Gather all lines from the material that contain "icon".

--- Data provided ---
________________________

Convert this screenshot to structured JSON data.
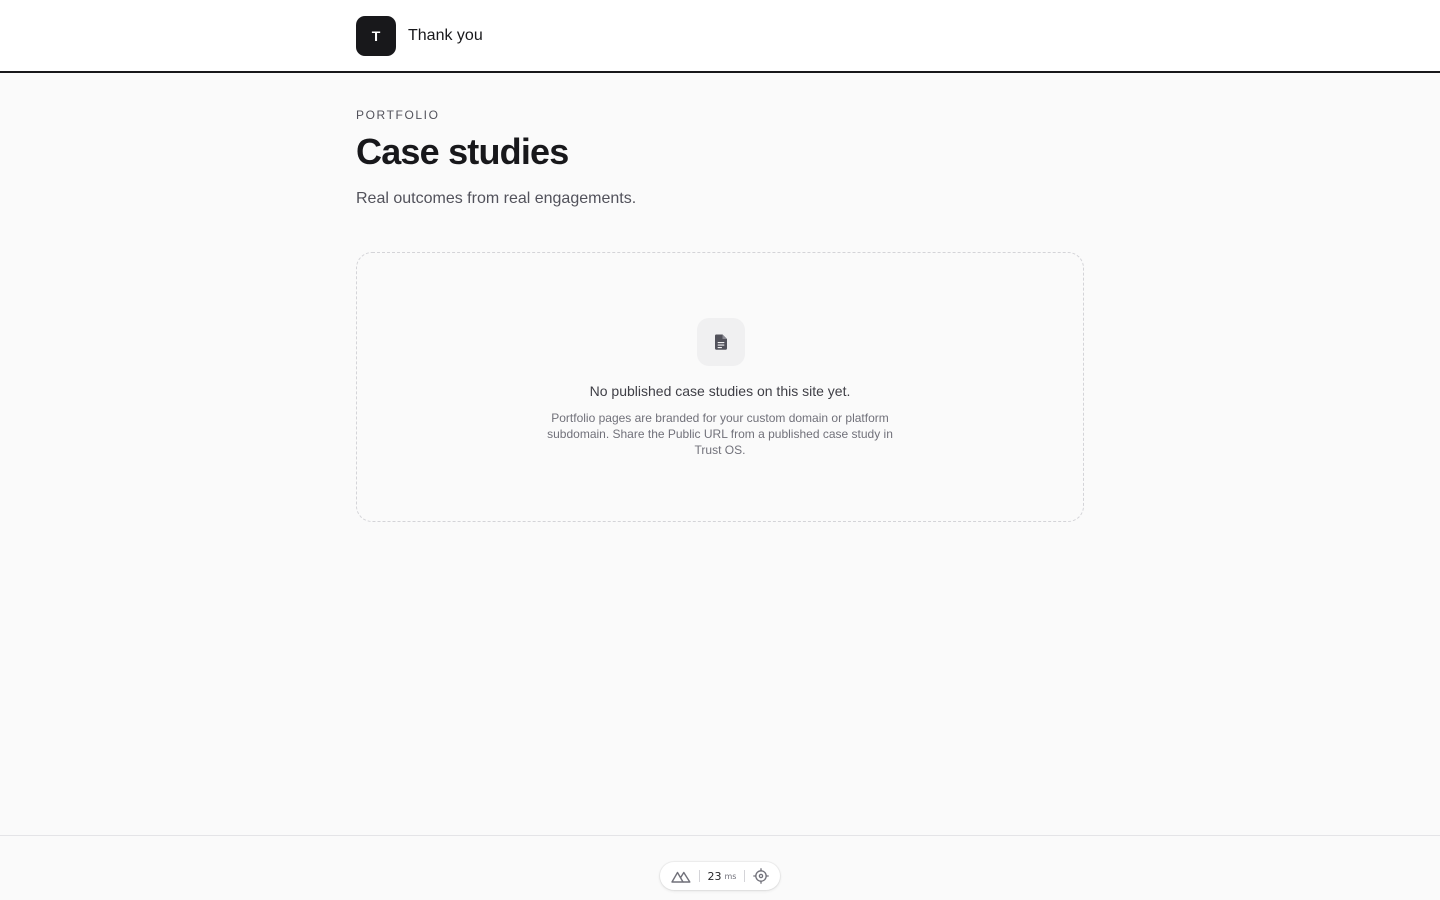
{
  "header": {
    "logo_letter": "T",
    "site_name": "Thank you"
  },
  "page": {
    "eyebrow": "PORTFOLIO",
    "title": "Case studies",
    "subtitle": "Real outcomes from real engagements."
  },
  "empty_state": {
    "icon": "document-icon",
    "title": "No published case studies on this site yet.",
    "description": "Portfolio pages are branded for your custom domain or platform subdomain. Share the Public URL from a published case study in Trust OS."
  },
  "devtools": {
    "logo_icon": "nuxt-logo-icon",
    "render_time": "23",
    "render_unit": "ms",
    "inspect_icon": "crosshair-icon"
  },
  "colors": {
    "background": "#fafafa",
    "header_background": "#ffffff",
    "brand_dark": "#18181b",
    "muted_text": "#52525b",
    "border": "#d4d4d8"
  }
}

________________________

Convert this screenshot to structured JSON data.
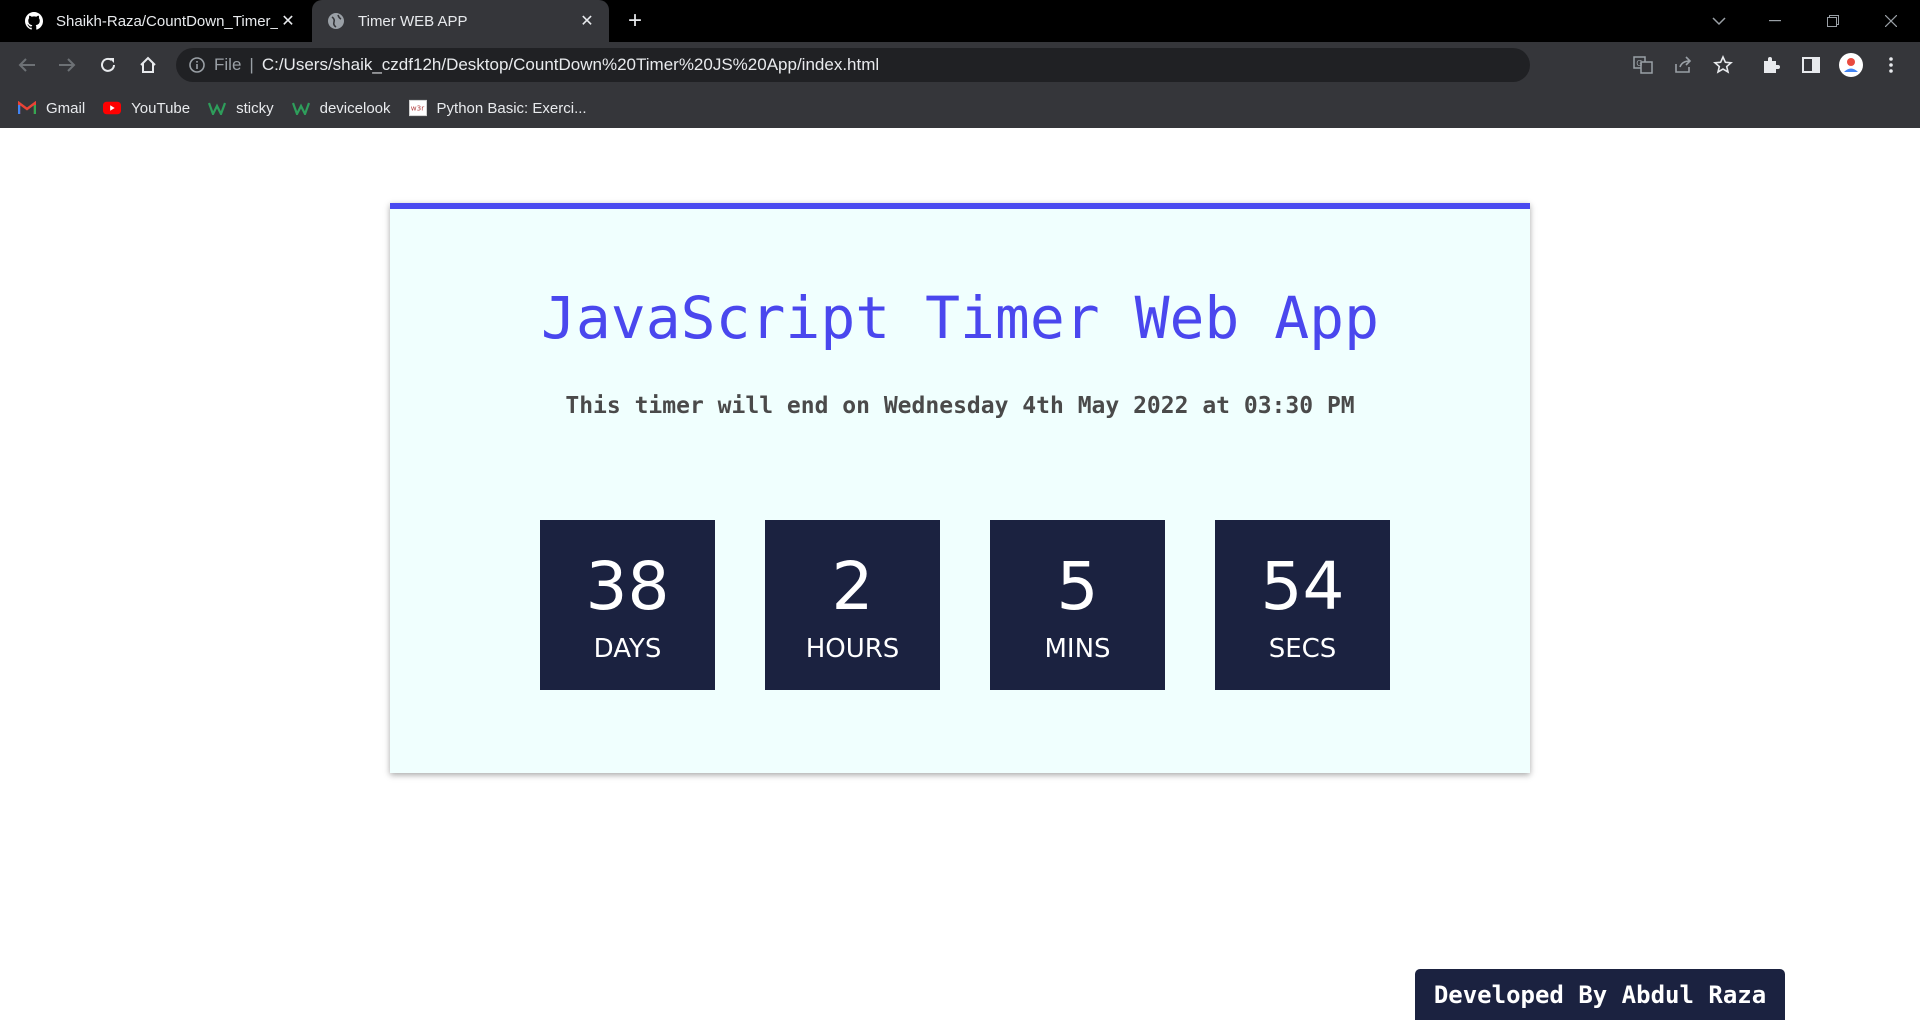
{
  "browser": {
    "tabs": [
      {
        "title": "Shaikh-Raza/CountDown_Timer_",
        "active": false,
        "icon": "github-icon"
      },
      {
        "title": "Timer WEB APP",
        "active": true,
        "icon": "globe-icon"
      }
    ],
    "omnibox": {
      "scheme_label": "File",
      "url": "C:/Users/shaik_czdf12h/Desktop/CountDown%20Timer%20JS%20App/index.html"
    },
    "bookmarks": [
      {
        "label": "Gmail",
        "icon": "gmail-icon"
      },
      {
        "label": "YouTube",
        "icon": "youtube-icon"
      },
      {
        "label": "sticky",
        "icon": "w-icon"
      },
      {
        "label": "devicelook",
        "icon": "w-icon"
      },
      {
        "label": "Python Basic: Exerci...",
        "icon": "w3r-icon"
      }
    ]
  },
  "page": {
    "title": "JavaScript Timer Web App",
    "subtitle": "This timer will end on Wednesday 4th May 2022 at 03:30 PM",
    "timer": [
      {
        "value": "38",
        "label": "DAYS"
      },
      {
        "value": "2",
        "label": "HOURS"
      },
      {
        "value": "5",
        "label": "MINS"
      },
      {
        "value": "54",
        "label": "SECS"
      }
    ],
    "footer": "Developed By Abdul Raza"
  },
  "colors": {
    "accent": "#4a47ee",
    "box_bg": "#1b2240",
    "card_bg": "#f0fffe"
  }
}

________________________

--- Reply to the exercise ---
    "icon": "document-icon",
    "logo_icon": "nuxt-logo-icon",
    "inspect_icon": "crosshair-icon"
        "icon": "github-icon"
        "icon": "globe-icon"
        "icon": "gmail-icon"
        "icon": "youtube-icon"
        "icon": "w-icon"
        "icon": "w-icon"
        "icon": "w3r-icon"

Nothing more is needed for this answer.